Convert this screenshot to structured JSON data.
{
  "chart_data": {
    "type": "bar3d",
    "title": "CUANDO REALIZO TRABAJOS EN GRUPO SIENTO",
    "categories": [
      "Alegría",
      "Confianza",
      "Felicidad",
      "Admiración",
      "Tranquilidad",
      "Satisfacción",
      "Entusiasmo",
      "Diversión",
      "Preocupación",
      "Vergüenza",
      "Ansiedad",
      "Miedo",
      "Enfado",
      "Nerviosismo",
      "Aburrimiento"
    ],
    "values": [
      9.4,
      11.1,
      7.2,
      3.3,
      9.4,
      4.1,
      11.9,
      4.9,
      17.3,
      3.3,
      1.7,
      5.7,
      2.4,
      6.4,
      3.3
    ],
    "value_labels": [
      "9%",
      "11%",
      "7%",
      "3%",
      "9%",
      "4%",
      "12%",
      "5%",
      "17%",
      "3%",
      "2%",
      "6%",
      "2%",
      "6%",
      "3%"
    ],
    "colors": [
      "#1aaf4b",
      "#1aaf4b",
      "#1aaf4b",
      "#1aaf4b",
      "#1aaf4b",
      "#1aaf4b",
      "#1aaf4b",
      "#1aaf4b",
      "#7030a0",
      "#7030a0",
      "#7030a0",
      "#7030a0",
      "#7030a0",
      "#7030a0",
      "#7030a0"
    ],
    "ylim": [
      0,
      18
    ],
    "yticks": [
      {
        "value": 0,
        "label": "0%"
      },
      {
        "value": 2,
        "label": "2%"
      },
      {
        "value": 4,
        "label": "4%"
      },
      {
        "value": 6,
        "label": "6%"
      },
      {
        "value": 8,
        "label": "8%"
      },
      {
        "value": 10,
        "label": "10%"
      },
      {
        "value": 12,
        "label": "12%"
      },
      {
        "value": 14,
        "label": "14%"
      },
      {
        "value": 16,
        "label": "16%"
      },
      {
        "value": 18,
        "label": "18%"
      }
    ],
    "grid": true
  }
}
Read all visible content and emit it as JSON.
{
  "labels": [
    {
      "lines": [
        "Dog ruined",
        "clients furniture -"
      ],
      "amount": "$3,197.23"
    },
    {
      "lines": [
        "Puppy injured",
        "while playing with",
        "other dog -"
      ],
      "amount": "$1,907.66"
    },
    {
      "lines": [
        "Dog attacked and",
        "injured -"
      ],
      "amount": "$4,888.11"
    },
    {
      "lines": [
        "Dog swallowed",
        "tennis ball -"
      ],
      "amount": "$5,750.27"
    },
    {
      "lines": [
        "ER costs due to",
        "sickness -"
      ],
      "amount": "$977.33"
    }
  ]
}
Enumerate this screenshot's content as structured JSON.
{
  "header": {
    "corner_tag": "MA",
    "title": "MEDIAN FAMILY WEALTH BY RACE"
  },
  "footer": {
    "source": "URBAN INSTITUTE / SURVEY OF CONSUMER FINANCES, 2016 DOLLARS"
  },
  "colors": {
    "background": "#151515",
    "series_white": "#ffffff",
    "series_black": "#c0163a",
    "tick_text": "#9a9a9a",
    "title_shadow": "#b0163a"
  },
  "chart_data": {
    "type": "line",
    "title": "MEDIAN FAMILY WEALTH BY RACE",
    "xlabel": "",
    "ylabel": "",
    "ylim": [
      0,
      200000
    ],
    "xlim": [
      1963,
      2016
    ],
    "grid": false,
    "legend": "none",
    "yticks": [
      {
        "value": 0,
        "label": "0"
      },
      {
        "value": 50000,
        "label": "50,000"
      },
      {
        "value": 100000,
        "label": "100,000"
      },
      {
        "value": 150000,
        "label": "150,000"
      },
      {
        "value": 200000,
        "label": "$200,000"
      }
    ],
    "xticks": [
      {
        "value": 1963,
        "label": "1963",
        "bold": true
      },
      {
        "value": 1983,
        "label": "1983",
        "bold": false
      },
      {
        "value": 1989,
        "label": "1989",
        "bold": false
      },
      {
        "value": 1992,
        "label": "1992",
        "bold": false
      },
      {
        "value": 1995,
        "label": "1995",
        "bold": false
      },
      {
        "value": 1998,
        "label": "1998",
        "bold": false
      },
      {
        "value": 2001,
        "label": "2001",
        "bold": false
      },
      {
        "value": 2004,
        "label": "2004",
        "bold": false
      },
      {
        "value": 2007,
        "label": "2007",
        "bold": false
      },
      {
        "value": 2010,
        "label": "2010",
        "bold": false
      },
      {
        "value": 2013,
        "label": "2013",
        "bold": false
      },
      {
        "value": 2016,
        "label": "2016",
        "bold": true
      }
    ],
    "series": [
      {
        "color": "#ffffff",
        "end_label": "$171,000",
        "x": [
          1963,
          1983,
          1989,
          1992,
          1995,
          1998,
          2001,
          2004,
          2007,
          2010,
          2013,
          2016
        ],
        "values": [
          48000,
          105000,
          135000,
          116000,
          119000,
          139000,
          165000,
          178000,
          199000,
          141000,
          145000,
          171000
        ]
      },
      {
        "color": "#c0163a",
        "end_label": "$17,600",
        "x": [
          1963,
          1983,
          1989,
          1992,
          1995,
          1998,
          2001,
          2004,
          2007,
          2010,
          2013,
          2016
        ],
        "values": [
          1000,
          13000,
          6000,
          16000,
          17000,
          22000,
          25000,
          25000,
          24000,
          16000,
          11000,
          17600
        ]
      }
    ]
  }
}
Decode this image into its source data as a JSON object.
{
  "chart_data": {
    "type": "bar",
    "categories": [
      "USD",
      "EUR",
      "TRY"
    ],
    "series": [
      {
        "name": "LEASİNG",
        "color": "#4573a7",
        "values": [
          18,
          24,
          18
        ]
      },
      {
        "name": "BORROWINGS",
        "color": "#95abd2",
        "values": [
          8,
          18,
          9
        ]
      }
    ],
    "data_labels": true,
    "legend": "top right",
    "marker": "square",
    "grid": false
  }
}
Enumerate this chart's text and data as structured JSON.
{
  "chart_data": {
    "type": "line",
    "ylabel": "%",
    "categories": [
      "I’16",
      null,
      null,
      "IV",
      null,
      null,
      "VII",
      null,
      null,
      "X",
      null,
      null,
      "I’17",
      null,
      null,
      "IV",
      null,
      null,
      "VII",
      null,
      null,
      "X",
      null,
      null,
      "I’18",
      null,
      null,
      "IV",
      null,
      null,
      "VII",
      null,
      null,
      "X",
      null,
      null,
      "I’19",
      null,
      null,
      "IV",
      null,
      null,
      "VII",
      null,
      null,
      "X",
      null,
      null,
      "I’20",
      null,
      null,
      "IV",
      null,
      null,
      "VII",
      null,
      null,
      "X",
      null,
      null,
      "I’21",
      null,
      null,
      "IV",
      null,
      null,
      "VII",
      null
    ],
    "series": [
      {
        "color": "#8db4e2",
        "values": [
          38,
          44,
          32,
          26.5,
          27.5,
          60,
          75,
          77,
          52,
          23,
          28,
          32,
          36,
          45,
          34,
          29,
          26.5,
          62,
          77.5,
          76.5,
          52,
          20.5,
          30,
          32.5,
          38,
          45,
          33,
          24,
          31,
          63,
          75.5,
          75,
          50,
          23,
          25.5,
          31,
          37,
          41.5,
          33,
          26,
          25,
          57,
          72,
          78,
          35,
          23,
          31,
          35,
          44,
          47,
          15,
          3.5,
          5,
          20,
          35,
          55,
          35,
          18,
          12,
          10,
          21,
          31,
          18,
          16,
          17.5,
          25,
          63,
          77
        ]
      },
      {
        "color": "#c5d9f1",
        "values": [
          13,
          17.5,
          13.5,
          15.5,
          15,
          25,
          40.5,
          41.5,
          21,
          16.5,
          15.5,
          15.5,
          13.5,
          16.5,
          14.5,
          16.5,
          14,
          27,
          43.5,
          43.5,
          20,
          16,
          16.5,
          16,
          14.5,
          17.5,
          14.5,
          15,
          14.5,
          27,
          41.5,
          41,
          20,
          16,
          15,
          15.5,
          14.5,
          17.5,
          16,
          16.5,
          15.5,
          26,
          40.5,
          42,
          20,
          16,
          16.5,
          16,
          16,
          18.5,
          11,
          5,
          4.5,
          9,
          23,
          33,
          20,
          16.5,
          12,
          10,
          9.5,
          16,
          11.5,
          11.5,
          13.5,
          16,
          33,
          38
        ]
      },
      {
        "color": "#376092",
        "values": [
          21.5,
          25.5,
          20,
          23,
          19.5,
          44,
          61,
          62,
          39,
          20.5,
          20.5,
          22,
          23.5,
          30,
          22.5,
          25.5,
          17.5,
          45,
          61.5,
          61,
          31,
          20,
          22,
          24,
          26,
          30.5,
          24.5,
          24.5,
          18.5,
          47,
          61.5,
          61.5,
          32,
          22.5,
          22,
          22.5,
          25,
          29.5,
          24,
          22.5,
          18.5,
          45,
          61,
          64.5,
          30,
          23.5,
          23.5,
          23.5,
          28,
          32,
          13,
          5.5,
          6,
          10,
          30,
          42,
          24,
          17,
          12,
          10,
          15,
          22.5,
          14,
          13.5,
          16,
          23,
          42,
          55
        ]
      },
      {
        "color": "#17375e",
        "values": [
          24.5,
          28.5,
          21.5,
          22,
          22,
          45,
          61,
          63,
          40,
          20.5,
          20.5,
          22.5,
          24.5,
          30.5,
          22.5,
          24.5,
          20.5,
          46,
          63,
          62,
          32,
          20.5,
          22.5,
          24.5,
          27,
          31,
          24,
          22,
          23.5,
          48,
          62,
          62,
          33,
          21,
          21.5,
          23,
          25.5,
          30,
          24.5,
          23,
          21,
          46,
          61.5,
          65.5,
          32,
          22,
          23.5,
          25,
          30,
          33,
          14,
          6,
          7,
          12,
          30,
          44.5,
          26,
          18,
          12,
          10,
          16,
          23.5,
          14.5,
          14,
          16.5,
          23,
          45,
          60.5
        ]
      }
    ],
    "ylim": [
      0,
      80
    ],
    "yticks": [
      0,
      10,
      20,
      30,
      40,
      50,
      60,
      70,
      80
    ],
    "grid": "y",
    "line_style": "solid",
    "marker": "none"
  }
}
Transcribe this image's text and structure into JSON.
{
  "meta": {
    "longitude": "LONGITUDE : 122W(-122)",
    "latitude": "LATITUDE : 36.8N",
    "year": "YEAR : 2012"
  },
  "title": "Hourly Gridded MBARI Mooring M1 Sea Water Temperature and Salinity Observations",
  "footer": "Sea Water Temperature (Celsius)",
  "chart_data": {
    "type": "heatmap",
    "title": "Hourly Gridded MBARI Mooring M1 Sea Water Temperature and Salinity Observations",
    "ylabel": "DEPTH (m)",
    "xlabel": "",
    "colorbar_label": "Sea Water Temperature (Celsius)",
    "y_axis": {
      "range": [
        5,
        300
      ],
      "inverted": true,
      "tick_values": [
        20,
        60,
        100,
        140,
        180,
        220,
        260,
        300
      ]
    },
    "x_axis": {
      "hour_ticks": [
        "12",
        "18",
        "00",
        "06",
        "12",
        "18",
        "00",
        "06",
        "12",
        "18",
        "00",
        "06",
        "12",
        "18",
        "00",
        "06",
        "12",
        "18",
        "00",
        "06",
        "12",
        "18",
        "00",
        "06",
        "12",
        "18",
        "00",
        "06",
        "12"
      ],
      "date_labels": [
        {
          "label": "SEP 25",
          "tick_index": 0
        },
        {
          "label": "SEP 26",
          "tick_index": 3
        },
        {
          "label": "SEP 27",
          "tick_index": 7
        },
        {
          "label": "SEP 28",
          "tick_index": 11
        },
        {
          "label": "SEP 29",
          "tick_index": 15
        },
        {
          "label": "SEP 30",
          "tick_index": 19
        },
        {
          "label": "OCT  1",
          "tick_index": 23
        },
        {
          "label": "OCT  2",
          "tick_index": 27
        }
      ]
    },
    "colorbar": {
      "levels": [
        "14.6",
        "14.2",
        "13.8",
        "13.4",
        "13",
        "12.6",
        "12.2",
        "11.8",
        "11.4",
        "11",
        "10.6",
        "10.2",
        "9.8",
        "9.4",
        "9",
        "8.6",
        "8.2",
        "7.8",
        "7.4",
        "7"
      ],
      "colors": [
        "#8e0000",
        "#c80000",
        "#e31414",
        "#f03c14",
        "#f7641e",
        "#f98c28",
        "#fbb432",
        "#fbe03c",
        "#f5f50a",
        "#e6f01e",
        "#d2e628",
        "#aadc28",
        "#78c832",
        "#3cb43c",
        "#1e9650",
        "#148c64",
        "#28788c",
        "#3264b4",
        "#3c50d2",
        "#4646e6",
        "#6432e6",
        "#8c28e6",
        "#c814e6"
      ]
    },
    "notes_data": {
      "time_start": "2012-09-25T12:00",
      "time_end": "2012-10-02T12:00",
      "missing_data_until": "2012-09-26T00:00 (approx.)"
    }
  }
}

--- --- ---

**SHORT TASK**. Pick out the lines containing the word "into" and show them.

**ANSWER TO THE TASK**.
Decode this image into its source data as a JSON object.
Transcribe this image's text and structure into JSON.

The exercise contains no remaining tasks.